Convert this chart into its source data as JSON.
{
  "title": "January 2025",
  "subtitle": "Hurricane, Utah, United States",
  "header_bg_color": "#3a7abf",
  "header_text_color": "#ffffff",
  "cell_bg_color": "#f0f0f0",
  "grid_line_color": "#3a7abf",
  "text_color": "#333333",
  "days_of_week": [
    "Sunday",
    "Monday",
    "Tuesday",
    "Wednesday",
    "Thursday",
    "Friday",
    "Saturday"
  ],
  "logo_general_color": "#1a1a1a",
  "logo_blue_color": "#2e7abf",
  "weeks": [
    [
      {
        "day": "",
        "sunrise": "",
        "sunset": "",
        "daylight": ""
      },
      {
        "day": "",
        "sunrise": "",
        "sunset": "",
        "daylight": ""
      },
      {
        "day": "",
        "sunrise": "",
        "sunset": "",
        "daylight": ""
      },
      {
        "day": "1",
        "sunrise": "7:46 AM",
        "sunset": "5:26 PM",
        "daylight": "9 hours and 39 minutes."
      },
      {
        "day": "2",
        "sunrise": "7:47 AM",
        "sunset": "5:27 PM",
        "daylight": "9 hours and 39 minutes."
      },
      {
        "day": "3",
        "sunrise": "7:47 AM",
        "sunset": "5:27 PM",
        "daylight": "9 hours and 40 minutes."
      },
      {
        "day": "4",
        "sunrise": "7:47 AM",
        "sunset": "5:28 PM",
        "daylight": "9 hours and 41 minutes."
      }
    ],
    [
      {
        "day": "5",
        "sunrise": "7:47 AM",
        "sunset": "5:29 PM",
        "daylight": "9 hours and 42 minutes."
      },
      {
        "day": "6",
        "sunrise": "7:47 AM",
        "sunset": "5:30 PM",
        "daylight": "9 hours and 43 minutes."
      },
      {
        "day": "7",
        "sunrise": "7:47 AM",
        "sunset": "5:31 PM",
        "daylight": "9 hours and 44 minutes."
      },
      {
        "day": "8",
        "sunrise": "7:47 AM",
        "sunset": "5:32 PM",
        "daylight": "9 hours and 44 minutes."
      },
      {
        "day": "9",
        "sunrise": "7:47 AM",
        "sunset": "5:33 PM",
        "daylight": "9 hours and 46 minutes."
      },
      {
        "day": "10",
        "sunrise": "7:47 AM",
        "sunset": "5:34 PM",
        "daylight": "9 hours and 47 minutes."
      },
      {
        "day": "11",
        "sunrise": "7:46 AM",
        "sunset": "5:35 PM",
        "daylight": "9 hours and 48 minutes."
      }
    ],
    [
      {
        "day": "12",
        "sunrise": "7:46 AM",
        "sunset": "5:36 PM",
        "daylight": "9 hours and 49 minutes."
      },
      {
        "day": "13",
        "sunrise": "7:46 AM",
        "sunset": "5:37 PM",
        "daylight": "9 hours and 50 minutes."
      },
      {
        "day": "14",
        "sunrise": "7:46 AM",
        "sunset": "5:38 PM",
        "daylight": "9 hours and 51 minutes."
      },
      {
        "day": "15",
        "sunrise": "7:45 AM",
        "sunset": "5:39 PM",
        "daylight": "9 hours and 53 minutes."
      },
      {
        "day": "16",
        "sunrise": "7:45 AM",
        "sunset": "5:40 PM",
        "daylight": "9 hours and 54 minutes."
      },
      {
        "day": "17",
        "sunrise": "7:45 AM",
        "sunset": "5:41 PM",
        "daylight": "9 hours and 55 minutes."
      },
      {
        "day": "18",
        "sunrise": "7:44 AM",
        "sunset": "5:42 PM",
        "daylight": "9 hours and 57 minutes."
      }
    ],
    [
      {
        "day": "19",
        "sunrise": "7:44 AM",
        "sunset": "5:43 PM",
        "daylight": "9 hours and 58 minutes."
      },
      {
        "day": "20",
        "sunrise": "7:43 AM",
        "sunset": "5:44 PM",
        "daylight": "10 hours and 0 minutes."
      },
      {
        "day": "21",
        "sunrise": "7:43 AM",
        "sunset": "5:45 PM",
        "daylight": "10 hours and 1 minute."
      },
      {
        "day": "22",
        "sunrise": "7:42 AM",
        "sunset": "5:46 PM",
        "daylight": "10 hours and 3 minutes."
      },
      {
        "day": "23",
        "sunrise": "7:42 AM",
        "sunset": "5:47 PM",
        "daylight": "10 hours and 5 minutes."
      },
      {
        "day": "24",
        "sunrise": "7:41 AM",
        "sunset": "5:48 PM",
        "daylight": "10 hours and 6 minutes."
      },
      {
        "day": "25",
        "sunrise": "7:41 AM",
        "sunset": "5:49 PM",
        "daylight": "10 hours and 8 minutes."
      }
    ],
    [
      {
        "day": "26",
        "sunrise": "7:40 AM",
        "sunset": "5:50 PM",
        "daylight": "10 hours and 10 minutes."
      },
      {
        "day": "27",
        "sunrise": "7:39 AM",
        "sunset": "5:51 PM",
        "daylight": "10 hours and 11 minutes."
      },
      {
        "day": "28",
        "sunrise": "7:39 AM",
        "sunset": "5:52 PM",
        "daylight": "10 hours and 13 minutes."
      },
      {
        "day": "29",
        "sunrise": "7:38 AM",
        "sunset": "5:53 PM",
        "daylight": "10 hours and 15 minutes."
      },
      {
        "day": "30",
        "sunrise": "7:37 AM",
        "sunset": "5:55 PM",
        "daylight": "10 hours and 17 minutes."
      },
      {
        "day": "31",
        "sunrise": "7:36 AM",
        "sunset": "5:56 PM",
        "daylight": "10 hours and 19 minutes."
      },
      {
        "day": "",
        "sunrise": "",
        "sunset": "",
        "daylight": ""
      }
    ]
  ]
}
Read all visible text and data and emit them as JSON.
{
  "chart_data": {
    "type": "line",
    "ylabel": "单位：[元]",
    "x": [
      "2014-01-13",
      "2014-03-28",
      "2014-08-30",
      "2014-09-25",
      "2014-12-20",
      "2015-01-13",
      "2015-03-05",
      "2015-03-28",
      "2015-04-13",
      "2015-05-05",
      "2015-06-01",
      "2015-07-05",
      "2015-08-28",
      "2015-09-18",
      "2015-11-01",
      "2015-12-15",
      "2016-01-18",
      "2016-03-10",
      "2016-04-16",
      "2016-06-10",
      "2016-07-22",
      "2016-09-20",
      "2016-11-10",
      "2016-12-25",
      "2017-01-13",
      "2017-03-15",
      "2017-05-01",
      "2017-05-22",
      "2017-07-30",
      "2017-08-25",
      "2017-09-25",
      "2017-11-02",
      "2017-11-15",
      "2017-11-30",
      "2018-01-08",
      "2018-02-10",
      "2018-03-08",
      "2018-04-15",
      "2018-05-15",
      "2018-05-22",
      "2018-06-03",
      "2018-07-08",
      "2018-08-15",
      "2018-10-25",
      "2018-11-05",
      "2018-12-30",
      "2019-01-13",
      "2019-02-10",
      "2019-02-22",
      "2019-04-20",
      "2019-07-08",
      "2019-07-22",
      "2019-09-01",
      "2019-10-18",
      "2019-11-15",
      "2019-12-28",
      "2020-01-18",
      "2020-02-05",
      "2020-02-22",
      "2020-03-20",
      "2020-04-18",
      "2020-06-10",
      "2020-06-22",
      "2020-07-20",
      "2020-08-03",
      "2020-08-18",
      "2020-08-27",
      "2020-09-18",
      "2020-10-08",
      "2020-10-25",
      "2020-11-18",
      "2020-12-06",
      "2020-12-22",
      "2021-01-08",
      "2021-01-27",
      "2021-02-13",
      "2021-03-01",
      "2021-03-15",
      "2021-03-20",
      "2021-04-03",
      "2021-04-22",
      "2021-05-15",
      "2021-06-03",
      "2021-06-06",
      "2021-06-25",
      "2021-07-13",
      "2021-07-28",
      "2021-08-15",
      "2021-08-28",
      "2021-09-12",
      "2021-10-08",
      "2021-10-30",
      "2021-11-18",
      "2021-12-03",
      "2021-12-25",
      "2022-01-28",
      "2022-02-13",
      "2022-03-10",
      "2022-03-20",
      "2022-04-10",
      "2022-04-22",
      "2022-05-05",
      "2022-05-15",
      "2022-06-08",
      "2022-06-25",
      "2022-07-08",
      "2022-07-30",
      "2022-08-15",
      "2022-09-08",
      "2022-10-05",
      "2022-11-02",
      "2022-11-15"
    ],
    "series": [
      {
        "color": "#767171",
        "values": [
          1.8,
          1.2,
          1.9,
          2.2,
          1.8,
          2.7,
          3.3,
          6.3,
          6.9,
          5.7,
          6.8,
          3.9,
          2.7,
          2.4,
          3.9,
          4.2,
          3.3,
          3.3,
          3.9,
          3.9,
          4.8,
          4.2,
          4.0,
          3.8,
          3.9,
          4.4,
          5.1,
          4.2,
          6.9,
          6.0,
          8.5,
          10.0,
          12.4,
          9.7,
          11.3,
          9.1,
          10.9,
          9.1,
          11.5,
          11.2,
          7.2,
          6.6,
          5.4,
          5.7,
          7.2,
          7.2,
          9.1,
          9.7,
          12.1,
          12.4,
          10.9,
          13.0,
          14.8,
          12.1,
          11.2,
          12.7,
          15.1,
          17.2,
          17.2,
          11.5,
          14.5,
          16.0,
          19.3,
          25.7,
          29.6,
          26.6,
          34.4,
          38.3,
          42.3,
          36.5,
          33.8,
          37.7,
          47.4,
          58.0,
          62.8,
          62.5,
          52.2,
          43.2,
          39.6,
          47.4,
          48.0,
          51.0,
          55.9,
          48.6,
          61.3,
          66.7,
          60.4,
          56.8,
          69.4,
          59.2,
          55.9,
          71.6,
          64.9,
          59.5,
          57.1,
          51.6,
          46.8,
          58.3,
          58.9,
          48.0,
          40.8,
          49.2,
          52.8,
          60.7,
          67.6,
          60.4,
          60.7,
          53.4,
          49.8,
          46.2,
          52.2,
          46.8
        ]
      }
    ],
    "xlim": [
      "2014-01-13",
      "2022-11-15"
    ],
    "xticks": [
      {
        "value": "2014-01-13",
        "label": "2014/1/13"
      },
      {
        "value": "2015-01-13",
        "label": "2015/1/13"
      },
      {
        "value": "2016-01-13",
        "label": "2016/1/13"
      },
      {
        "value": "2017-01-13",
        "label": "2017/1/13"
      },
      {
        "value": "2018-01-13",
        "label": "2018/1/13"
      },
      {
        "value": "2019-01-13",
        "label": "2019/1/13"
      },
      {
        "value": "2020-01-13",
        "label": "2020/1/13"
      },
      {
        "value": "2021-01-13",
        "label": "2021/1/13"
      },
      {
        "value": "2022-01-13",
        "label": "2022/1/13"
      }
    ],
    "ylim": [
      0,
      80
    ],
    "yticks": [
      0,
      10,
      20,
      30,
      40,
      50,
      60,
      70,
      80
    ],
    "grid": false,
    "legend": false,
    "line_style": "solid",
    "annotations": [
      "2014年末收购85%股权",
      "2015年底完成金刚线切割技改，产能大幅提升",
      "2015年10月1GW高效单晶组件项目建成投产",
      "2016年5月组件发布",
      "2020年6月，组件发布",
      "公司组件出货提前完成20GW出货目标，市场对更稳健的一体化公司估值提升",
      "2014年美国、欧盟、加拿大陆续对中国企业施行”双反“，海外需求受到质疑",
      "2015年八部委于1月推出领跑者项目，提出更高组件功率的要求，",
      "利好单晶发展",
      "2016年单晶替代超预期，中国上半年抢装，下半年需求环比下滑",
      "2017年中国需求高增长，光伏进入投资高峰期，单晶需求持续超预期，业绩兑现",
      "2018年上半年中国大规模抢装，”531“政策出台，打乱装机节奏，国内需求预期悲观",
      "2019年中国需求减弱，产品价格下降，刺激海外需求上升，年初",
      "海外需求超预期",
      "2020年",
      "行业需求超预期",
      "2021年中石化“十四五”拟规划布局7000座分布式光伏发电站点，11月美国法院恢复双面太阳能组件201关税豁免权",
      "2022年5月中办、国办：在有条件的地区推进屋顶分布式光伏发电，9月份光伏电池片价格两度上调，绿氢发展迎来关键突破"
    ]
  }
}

WHAT THE TASK REQUIRES:
Which lines hold the string "JSON"? List them all.

COMPLETED TASK:
Convert this chart into its source data as JSON.
Read all visible text and data and emit them as JSON.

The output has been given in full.